▸ **Stated goal**
Set the following entries down again exactly, line by line.

▸ **Exercise input**
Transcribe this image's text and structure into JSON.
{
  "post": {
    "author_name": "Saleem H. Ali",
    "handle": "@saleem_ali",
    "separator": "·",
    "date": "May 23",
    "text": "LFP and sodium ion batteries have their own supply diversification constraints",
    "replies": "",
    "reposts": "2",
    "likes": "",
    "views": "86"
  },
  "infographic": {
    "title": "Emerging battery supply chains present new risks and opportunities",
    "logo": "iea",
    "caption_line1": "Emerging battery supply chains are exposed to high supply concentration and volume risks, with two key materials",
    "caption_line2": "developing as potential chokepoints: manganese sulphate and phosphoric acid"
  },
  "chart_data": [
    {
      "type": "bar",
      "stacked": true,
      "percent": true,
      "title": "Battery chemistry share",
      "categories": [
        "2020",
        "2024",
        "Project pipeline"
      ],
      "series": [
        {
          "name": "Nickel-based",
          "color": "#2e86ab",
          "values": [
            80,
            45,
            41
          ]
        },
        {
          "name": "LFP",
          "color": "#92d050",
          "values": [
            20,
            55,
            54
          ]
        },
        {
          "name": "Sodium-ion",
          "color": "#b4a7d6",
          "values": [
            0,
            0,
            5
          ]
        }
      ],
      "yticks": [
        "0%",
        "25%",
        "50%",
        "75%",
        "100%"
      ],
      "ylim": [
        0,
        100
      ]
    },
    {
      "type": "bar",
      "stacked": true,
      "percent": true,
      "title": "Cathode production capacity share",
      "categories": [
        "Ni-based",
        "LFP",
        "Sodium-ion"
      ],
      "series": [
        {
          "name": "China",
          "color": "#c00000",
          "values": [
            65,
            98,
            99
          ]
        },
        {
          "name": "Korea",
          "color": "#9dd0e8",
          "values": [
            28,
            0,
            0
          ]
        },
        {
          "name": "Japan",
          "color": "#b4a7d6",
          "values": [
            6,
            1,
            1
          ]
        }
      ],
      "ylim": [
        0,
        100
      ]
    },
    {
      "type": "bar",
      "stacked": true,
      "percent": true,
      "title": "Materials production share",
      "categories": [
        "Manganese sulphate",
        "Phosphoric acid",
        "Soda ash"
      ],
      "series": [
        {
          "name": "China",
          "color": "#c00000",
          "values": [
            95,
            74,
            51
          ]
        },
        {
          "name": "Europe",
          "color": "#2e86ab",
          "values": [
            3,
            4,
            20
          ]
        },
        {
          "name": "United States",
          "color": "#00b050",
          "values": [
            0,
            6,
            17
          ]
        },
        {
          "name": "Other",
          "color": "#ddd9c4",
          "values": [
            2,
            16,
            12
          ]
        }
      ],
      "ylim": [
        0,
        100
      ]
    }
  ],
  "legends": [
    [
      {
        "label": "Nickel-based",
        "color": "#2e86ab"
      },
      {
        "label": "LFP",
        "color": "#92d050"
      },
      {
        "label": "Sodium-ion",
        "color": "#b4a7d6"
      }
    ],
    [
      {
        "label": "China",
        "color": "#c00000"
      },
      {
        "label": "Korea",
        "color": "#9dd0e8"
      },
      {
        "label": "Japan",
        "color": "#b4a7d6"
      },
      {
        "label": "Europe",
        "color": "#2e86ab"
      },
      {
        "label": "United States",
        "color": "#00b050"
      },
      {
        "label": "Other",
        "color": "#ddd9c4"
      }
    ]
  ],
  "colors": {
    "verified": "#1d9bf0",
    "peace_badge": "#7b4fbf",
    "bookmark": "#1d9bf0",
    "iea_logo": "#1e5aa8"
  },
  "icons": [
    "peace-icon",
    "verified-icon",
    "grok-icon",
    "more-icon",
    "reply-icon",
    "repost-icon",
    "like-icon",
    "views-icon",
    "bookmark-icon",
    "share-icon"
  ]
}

▸ **Full answer**
Transcribe this image's text and structure into JSON.
{
  "post": {
    "author_name": "Saleem H. Ali",
    "handle": "@saleem_ali",
    "separator": "·",
    "date": "May 23",
    "text": "LFP and sodium ion batteries have their own supply diversification constraints",
    "replies": "",
    "reposts": "2",
    "likes": "",
    "views": "86"
  },
  "infographic": {
    "title": "Emerging battery supply chains present new risks and opportunities",
    "logo": "iea",
    "caption_line1": "Emerging battery supply chains are exposed to high supply concentration and volume risks, with two key materials",
    "caption_line2": "developing as potential chokepoints: manganese sulphate and phosphoric acid"
  },
  "chart_data": [
    {
      "type": "bar",
      "stacked": true,
      "percent": true,
      "title": "Battery chemistry share",
      "categories": [
        "2020",
        "2024",
        "Project pipeline"
      ],
      "series": [
        {
          "name": "Nickel-based",
          "color": "#2e86ab",
          "values": [
            80,
            45,
            41
          ]
        },
        {
          "name": "LFP",
          "color": "#92d050",
          "values": [
            20,
            55,
            54
          ]
        },
        {
          "name": "Sodium-ion",
          "color": "#b4a7d6",
          "values": [
            0,
            0,
            5
          ]
        }
      ],
      "yticks": [
        "0%",
        "25%",
        "50%",
        "75%",
        "100%"
      ],
      "ylim": [
        0,
        100
      ]
    },
    {
      "type": "bar",
      "stacked": true,
      "percent": true,
      "title": "Cathode production capacity share",
      "categories": [
        "Ni-based",
        "LFP",
        "Sodium-ion"
      ],
      "series": [
        {
          "name": "China",
          "color": "#c00000",
          "values": [
            65,
            98,
            99
          ]
        },
        {
          "name": "Korea",
          "color": "#9dd0e8",
          "values": [
            28,
            0,
            0
          ]
        },
        {
          "name": "Japan",
          "color": "#b4a7d6",
          "values": [
            6,
            1,
            1
          ]
        }
      ],
      "ylim": [
        0,
        100
      ]
    },
    {
      "type": "bar",
      "stacked": true,
      "percent": true,
      "title": "Materials production share",
      "categories": [
        "Manganese sulphate",
        "Phosphoric acid",
        "Soda ash"
      ],
      "series": [
        {
          "name": "China",
          "color": "#c00000",
          "values": [
            95,
            74,
            51
          ]
        },
        {
          "name": "Europe",
          "color": "#2e86ab",
          "values": [
            3,
            4,
            20
          ]
        },
        {
          "name": "United States",
          "color": "#00b050",
          "values": [
            0,
            6,
            17
          ]
        },
        {
          "name": "Other",
          "color": "#ddd9c4",
          "values": [
            2,
            16,
            12
          ]
        }
      ],
      "ylim": [
        0,
        100
      ]
    }
  ],
  "legends": [
    [
      {
        "label": "Nickel-based",
        "color": "#2e86ab"
      },
      {
        "label": "LFP",
        "color": "#92d050"
      },
      {
        "label": "Sodium-ion",
        "color": "#b4a7d6"
      }
    ],
    [
      {
        "label": "China",
        "color": "#c00000"
      },
      {
        "label": "Korea",
        "color": "#9dd0e8"
      },
      {
        "label": "Japan",
        "color": "#b4a7d6"
      },
      {
        "label": "Europe",
        "color": "#2e86ab"
      },
      {
        "label": "United States",
        "color": "#00b050"
      },
      {
        "label": "Other",
        "color": "#ddd9c4"
      }
    ]
  ],
  "colors": {
    "verified": "#1d9bf0",
    "peace_badge": "#7b4fbf",
    "bookmark": "#1d9bf0",
    "iea_logo": "#1e5aa8"
  },
  "icons": [
    "peace-icon",
    "verified-icon",
    "grok-icon",
    "more-icon",
    "reply-icon",
    "repost-icon",
    "like-icon",
    "views-icon",
    "bookmark-icon",
    "share-icon"
  ]
}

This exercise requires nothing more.